Task objective: Read the records and write them out again exactly.

Given records:

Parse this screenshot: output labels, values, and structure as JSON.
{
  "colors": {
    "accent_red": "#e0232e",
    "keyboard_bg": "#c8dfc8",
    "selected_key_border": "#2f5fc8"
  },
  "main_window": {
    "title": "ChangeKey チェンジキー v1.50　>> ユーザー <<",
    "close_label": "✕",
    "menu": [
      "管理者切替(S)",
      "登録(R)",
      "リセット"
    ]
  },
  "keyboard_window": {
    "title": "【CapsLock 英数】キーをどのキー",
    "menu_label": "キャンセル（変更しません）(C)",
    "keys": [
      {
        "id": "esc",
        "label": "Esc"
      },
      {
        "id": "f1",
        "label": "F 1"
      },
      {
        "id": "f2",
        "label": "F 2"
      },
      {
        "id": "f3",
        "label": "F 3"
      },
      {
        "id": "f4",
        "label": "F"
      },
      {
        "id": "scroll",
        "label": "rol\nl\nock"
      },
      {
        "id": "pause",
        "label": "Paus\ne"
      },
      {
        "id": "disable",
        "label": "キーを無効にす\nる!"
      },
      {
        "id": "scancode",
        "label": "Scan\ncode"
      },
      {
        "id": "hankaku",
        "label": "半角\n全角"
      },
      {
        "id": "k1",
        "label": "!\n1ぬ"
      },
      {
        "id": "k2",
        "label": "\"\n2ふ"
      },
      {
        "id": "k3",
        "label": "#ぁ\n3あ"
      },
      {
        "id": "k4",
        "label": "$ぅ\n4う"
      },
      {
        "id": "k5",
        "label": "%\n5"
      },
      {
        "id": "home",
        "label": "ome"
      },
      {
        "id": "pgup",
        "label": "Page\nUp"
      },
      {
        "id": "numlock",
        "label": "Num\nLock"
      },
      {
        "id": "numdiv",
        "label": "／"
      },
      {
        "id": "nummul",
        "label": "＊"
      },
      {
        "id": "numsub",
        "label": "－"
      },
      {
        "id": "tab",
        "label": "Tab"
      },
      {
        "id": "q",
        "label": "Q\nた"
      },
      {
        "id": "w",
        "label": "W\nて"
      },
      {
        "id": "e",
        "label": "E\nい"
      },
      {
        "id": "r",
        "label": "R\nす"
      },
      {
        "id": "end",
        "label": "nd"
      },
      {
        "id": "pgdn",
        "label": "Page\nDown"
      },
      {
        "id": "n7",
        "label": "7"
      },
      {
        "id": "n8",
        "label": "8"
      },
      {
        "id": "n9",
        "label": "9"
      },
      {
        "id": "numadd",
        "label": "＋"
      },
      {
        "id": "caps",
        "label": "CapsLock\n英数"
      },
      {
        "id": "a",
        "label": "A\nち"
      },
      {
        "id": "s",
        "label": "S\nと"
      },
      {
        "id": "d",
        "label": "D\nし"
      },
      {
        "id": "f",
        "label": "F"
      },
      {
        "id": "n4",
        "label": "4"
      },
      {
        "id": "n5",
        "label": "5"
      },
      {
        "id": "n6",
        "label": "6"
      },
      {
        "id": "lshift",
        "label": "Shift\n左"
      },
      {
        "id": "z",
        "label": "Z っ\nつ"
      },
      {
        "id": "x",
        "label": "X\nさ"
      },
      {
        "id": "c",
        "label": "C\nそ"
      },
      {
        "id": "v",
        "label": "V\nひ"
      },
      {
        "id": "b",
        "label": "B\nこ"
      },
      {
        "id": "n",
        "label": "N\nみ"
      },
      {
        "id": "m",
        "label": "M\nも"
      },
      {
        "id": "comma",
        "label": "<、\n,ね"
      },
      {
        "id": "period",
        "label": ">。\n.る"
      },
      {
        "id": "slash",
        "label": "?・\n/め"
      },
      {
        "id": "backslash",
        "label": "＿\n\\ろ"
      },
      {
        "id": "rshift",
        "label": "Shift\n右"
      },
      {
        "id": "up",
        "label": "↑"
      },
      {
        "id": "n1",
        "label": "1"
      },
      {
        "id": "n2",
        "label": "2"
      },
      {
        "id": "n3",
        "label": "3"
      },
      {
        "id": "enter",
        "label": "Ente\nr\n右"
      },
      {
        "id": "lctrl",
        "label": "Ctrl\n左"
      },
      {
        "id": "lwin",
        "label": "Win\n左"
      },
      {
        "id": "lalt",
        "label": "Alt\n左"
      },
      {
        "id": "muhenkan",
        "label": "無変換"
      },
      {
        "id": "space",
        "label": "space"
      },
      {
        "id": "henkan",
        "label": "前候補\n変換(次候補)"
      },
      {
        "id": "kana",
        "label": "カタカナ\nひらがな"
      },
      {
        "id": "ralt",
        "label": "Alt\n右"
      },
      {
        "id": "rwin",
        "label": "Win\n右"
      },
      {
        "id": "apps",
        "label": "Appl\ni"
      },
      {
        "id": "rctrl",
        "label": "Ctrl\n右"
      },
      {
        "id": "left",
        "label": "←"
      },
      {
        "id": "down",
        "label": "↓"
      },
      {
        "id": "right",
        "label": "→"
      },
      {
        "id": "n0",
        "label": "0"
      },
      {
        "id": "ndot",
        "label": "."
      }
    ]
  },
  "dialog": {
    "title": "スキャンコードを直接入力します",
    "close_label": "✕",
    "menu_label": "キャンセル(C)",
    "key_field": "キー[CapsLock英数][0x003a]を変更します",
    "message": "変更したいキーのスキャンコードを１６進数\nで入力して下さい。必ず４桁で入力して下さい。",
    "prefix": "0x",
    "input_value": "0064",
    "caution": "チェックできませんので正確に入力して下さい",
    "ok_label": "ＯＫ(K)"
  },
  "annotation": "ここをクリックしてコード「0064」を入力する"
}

The reply:
Parse this screenshot: output labels, values, and structure as JSON.
{
  "colors": {
    "accent_red": "#e0232e",
    "keyboard_bg": "#c8dfc8",
    "selected_key_border": "#2f5fc8"
  },
  "main_window": {
    "title": "ChangeKey チェンジキー v1.50　>> ユーザー <<",
    "close_label": "✕",
    "menu": [
      "管理者切替(S)",
      "登録(R)",
      "リセット"
    ]
  },
  "keyboard_window": {
    "title": "【CapsLock 英数】キーをどのキー",
    "menu_label": "キャンセル（変更しません）(C)",
    "keys": [
      {
        "id": "esc",
        "label": "Esc"
      },
      {
        "id": "f1",
        "label": "F 1"
      },
      {
        "id": "f2",
        "label": "F 2"
      },
      {
        "id": "f3",
        "label": "F 3"
      },
      {
        "id": "f4",
        "label": "F"
      },
      {
        "id": "scroll",
        "label": "rol\nl\nock"
      },
      {
        "id": "pause",
        "label": "Paus\ne"
      },
      {
        "id": "disable",
        "label": "キーを無効にす\nる!"
      },
      {
        "id": "scancode",
        "label": "Scan\ncode"
      },
      {
        "id": "hankaku",
        "label": "半角\n全角"
      },
      {
        "id": "k1",
        "label": "!\n1ぬ"
      },
      {
        "id": "k2",
        "label": "\"\n2ふ"
      },
      {
        "id": "k3",
        "label": "#ぁ\n3あ"
      },
      {
        "id": "k4",
        "label": "$ぅ\n4う"
      },
      {
        "id": "k5",
        "label": "%\n5"
      },
      {
        "id": "home",
        "label": "ome"
      },
      {
        "id": "pgup",
        "label": "Page\nUp"
      },
      {
        "id": "numlock",
        "label": "Num\nLock"
      },
      {
        "id": "numdiv",
        "label": "／"
      },
      {
        "id": "nummul",
        "label": "＊"
      },
      {
        "id": "numsub",
        "label": "－"
      },
      {
        "id": "tab",
        "label": "Tab"
      },
      {
        "id": "q",
        "label": "Q\nた"
      },
      {
        "id": "w",
        "label": "W\nて"
      },
      {
        "id": "e",
        "label": "E\nい"
      },
      {
        "id": "r",
        "label": "R\nす"
      },
      {
        "id": "end",
        "label": "nd"
      },
      {
        "id": "pgdn",
        "label": "Page\nDown"
      },
      {
        "id": "n7",
        "label": "7"
      },
      {
        "id": "n8",
        "label": "8"
      },
      {
        "id": "n9",
        "label": "9"
      },
      {
        "id": "numadd",
        "label": "＋"
      },
      {
        "id": "caps",
        "label": "CapsLock\n英数"
      },
      {
        "id": "a",
        "label": "A\nち"
      },
      {
        "id": "s",
        "label": "S\nと"
      },
      {
        "id": "d",
        "label": "D\nし"
      },
      {
        "id": "f",
        "label": "F"
      },
      {
        "id": "n4",
        "label": "4"
      },
      {
        "id": "n5",
        "label": "5"
      },
      {
        "id": "n6",
        "label": "6"
      },
      {
        "id": "lshift",
        "label": "Shift\n左"
      },
      {
        "id": "z",
        "label": "Z っ\nつ"
      },
      {
        "id": "x",
        "label": "X\nさ"
      },
      {
        "id": "c",
        "label": "C\nそ"
      },
      {
        "id": "v",
        "label": "V\nひ"
      },
      {
        "id": "b",
        "label": "B\nこ"
      },
      {
        "id": "n",
        "label": "N\nみ"
      },
      {
        "id": "m",
        "label": "M\nも"
      },
      {
        "id": "comma",
        "label": "<、\n,ね"
      },
      {
        "id": "period",
        "label": ">。\n.る"
      },
      {
        "id": "slash",
        "label": "?・\n/め"
      },
      {
        "id": "backslash",
        "label": "＿\n\\ろ"
      },
      {
        "id": "rshift",
        "label": "Shift\n右"
      },
      {
        "id": "up",
        "label": "↑"
      },
      {
        "id": "n1",
        "label": "1"
      },
      {
        "id": "n2",
        "label": "2"
      },
      {
        "id": "n3",
        "label": "3"
      },
      {
        "id": "enter",
        "label": "Ente\nr\n右"
      },
      {
        "id": "lctrl",
        "label": "Ctrl\n左"
      },
      {
        "id": "lwin",
        "label": "Win\n左"
      },
      {
        "id": "lalt",
        "label": "Alt\n左"
      },
      {
        "id": "muhenkan",
        "label": "無変換"
      },
      {
        "id": "space",
        "label": "space"
      },
      {
        "id": "henkan",
        "label": "前候補\n変換(次候補)"
      },
      {
        "id": "kana",
        "label": "カタカナ\nひらがな"
      },
      {
        "id": "ralt",
        "label": "Alt\n右"
      },
      {
        "id": "rwin",
        "label": "Win\n右"
      },
      {
        "id": "apps",
        "label": "Appl\ni"
      },
      {
        "id": "rctrl",
        "label": "Ctrl\n右"
      },
      {
        "id": "left",
        "label": "←"
      },
      {
        "id": "down",
        "label": "↓"
      },
      {
        "id": "right",
        "label": "→"
      },
      {
        "id": "n0",
        "label": "0"
      },
      {
        "id": "ndot",
        "label": "."
      }
    ]
  },
  "dialog": {
    "title": "スキャンコードを直接入力します",
    "close_label": "✕",
    "menu_label": "キャンセル(C)",
    "key_field": "キー[CapsLock英数][0x003a]を変更します",
    "message": "変更したいキーのスキャンコードを１６進数\nで入力して下さい。必ず４桁で入力して下さい。",
    "prefix": "0x",
    "input_value": "0064",
    "caution": "チェックできませんので正確に入力して下さい",
    "ok_label": "ＯＫ(K)"
  },
  "annotation": "ここをクリックしてコード「0064」を入力する"
}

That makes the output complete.